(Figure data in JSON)
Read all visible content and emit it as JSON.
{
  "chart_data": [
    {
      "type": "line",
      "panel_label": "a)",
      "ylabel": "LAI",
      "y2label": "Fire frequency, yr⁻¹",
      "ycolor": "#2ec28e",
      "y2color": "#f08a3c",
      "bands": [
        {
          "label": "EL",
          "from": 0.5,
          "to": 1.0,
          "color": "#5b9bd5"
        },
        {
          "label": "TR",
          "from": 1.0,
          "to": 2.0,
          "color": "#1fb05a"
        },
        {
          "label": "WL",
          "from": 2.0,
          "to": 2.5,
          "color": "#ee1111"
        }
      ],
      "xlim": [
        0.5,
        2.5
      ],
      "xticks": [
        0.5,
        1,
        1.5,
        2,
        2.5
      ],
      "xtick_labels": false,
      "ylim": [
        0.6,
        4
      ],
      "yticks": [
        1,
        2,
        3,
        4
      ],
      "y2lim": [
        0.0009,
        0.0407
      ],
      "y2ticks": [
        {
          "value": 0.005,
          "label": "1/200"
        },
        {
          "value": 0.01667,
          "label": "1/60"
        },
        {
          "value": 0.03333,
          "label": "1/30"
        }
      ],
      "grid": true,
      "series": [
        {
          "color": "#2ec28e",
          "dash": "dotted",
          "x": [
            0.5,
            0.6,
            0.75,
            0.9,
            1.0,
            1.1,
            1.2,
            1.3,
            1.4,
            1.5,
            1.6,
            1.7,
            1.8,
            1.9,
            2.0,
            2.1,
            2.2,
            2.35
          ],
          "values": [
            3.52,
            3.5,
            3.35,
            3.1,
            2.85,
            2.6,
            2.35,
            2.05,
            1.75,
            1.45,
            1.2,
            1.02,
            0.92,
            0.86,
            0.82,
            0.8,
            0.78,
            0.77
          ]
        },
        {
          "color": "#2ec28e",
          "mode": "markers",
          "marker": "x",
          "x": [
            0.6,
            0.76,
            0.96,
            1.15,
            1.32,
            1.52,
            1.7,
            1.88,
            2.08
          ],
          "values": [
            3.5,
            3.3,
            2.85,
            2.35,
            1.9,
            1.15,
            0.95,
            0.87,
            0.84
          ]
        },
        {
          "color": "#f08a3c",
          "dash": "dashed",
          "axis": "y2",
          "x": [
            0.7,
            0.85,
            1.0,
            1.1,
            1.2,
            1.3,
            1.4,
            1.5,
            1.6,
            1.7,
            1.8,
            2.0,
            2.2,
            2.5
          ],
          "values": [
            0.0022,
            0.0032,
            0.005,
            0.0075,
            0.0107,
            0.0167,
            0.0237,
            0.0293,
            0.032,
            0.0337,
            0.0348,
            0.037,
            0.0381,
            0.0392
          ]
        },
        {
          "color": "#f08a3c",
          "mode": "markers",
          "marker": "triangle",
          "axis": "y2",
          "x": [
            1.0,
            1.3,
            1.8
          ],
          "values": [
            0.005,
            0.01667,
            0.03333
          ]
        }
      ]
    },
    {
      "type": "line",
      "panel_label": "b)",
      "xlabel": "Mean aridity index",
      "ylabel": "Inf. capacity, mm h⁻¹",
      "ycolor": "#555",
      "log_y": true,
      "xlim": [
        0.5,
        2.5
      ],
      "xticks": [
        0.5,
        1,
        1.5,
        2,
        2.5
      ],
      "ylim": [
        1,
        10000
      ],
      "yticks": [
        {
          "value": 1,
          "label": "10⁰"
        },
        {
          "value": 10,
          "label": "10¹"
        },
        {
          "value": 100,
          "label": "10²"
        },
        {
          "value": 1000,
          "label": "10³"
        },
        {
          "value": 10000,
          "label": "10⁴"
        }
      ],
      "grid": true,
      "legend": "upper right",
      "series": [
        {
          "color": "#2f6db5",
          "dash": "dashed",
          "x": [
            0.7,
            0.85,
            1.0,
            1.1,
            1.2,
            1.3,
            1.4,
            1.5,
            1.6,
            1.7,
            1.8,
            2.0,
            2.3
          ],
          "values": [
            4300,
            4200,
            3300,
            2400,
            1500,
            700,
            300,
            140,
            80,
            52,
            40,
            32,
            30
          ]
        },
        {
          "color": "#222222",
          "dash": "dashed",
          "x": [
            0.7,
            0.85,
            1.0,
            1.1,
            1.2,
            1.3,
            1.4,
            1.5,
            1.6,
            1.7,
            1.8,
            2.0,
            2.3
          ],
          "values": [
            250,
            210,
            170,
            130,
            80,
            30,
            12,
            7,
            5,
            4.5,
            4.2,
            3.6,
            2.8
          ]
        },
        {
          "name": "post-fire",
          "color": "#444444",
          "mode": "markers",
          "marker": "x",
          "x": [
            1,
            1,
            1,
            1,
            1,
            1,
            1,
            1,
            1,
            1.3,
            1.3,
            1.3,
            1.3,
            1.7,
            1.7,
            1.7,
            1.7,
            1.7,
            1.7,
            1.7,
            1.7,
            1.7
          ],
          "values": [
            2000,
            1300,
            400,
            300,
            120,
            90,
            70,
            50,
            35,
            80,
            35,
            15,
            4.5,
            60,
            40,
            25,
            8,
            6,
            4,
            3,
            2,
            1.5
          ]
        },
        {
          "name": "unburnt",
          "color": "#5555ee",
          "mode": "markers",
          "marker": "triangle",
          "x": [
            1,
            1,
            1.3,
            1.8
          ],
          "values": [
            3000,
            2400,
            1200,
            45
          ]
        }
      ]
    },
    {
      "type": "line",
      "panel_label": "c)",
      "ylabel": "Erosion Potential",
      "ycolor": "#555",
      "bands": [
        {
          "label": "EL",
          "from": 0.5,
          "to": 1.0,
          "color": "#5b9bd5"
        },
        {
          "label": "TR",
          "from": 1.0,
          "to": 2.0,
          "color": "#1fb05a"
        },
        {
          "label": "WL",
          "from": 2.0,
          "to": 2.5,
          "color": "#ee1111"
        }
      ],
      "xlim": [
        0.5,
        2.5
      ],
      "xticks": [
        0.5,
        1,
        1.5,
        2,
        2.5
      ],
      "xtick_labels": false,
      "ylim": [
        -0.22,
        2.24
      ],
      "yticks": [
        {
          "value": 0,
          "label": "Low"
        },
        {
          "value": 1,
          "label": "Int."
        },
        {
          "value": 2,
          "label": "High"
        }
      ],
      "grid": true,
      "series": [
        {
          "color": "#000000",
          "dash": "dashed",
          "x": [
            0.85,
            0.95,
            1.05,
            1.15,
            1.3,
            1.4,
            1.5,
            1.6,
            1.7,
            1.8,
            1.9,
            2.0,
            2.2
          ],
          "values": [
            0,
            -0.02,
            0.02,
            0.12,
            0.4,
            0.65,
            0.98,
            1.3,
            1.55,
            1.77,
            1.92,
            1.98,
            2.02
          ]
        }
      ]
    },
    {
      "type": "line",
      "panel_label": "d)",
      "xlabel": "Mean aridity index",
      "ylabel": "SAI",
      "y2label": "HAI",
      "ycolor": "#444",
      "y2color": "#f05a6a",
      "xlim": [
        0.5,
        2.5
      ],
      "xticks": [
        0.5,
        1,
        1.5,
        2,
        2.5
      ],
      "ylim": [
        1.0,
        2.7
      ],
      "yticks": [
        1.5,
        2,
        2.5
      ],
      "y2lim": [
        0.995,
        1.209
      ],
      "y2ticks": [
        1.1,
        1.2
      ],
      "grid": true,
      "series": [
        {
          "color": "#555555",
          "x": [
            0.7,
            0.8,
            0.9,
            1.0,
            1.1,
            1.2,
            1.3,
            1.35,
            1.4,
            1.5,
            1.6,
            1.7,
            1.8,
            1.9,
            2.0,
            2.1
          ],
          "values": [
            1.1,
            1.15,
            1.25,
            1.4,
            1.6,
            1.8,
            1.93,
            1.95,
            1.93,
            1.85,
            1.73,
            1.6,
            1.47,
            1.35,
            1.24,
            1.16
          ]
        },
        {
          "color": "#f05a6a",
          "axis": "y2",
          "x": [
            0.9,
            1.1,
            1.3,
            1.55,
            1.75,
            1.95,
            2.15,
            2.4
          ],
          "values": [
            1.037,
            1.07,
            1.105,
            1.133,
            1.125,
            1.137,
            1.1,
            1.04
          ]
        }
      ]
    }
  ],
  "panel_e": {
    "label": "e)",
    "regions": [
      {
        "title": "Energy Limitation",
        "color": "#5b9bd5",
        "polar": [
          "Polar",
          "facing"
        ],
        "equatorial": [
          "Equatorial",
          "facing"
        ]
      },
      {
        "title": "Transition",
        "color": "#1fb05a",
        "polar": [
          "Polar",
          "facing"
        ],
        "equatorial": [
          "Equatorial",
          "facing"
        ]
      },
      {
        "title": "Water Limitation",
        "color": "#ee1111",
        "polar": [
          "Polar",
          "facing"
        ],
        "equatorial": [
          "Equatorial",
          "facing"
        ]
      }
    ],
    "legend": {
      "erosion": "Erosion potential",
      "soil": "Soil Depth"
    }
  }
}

**Task instructions:** Read through the lines above and collect those that contain the string "Limitation".

**Written answer:**
        "title": "Energy Limitation",
        "title": "Water Limitation",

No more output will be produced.